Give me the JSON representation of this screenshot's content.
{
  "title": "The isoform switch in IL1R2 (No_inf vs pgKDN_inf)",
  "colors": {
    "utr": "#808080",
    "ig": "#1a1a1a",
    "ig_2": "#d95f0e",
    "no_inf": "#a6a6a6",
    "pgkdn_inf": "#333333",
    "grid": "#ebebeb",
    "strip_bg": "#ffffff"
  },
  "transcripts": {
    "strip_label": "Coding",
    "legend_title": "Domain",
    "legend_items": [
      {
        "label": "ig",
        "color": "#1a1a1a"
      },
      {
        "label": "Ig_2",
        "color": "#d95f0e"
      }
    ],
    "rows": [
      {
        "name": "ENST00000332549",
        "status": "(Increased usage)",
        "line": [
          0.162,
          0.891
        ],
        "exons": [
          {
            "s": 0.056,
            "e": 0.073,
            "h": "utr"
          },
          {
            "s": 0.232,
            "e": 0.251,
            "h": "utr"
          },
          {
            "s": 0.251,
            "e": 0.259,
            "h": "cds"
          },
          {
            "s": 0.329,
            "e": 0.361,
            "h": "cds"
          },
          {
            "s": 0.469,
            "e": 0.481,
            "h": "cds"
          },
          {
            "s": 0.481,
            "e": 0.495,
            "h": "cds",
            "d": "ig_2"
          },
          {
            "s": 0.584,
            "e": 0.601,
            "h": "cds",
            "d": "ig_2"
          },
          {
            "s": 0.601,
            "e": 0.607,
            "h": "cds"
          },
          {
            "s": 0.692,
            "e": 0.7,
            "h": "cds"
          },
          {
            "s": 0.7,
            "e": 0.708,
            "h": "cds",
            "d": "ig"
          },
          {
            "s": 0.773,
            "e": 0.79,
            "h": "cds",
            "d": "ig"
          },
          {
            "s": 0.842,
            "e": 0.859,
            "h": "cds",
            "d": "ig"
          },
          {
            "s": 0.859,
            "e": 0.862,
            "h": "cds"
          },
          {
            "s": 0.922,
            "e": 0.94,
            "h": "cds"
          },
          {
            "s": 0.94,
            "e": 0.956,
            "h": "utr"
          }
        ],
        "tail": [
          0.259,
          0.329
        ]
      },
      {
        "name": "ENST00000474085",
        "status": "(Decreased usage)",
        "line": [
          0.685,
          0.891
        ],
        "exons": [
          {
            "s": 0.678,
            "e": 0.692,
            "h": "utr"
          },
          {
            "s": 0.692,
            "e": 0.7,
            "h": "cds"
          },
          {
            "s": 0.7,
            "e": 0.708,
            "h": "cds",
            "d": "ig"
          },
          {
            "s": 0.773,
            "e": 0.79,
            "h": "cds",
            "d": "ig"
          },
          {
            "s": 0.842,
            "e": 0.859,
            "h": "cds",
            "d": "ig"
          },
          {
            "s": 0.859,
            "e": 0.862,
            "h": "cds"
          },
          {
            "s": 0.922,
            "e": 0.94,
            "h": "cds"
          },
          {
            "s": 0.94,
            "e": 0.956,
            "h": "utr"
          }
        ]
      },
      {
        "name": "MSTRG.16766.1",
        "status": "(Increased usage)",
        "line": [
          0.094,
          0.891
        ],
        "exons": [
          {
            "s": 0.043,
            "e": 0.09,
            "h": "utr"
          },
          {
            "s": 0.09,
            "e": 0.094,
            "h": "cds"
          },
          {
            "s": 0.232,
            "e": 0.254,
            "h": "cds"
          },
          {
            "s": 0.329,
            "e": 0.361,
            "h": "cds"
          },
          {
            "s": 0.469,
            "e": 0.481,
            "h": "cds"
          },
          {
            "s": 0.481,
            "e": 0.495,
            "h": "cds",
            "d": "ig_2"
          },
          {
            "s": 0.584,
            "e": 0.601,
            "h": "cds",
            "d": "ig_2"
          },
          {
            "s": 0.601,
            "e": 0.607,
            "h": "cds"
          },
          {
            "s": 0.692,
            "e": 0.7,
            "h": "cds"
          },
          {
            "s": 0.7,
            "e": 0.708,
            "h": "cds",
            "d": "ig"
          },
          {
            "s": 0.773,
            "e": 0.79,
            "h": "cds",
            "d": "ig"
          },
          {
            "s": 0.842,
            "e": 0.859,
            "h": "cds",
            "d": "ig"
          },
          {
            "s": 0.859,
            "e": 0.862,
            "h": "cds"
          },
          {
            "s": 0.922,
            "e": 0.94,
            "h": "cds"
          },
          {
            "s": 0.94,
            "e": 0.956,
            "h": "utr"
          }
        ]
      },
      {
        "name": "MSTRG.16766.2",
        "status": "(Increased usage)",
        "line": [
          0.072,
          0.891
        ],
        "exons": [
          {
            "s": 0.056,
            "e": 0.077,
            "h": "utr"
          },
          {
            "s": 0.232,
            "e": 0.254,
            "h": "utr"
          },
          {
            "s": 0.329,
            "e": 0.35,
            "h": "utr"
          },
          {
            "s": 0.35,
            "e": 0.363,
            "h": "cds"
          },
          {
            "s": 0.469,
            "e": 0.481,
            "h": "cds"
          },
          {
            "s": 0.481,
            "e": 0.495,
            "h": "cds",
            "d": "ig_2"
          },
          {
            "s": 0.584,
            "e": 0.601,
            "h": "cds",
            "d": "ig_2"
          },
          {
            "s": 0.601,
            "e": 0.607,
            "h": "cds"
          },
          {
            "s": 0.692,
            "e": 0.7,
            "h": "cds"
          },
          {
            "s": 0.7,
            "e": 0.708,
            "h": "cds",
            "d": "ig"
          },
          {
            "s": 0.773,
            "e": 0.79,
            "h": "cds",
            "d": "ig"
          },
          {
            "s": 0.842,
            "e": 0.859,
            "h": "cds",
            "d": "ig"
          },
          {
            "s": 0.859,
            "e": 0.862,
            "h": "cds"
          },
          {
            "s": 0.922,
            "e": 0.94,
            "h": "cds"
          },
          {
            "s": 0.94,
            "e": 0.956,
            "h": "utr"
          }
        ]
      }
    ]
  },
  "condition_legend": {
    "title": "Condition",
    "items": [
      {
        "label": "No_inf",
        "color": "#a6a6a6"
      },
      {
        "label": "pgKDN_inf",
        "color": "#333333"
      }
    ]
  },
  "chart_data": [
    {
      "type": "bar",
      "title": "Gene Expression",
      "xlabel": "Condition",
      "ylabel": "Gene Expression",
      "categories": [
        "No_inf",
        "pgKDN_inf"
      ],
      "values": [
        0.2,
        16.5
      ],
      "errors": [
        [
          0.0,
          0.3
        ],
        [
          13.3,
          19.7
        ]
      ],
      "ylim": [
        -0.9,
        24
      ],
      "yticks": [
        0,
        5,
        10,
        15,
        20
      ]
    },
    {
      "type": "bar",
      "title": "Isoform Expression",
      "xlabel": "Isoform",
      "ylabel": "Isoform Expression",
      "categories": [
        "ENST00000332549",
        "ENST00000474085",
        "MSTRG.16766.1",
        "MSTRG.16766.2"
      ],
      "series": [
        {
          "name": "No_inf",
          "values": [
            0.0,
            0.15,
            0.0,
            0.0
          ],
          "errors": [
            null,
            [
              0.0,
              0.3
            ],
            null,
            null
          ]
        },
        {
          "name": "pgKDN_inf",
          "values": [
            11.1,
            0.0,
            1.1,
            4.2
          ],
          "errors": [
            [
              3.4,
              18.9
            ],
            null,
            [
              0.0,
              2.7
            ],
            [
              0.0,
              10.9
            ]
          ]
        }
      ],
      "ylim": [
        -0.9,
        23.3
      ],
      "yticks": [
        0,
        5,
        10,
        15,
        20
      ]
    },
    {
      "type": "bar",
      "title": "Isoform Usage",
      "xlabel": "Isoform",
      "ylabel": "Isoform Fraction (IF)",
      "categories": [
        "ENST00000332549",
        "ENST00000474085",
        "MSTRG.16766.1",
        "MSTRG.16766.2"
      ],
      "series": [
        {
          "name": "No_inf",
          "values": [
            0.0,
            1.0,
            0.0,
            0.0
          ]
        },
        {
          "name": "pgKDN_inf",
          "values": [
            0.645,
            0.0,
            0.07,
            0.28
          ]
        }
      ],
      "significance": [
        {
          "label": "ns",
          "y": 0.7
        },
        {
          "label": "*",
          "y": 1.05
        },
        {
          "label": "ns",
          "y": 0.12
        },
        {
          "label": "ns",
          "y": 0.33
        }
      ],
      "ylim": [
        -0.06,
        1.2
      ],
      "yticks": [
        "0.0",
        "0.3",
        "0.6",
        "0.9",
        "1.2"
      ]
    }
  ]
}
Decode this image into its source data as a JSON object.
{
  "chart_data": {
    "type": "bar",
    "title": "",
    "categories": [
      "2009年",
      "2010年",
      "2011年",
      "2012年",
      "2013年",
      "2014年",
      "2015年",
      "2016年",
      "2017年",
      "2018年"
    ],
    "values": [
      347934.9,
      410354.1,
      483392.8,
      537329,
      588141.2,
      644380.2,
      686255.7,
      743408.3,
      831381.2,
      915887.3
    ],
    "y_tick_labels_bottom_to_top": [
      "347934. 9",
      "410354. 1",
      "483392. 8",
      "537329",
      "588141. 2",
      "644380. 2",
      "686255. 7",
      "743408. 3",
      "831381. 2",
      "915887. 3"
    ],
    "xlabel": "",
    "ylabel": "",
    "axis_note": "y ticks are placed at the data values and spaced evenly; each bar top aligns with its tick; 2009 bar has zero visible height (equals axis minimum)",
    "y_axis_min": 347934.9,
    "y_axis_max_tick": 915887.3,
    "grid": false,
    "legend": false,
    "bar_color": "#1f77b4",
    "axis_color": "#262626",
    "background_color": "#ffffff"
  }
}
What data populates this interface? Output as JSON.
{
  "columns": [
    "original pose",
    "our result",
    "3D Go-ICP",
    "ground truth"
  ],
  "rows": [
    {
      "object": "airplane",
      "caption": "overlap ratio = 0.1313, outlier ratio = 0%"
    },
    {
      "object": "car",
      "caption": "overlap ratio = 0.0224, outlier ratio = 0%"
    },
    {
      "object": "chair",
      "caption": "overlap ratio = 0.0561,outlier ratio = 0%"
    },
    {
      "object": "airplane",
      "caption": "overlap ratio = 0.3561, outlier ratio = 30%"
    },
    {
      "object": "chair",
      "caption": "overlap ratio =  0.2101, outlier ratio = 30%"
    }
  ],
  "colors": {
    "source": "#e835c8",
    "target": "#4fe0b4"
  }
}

########

THE PROBLEM. The lines to reproduce run from the line containing "What data populates" to the end of the listing; write them out exactly and add nothing.

RESPONSE TO THE EXERCISE.
What data populates this interface? Output as JSON.
{
  "columns": [
    "original pose",
    "our result",
    "3D Go-ICP",
    "ground truth"
  ],
  "rows": [
    {
      "object": "airplane",
      "caption": "overlap ratio = 0.1313, outlier ratio = 0%"
    },
    {
      "object": "car",
      "caption": "overlap ratio = 0.0224, outlier ratio = 0%"
    },
    {
      "object": "chair",
      "caption": "overlap ratio = 0.0561,outlier ratio = 0%"
    },
    {
      "object": "airplane",
      "caption": "overlap ratio = 0.3561, outlier ratio = 30%"
    },
    {
      "object": "chair",
      "caption": "overlap ratio =  0.2101, outlier ratio = 30%"
    }
  ],
  "colors": {
    "source": "#e835c8",
    "target": "#4fe0b4"
  }
}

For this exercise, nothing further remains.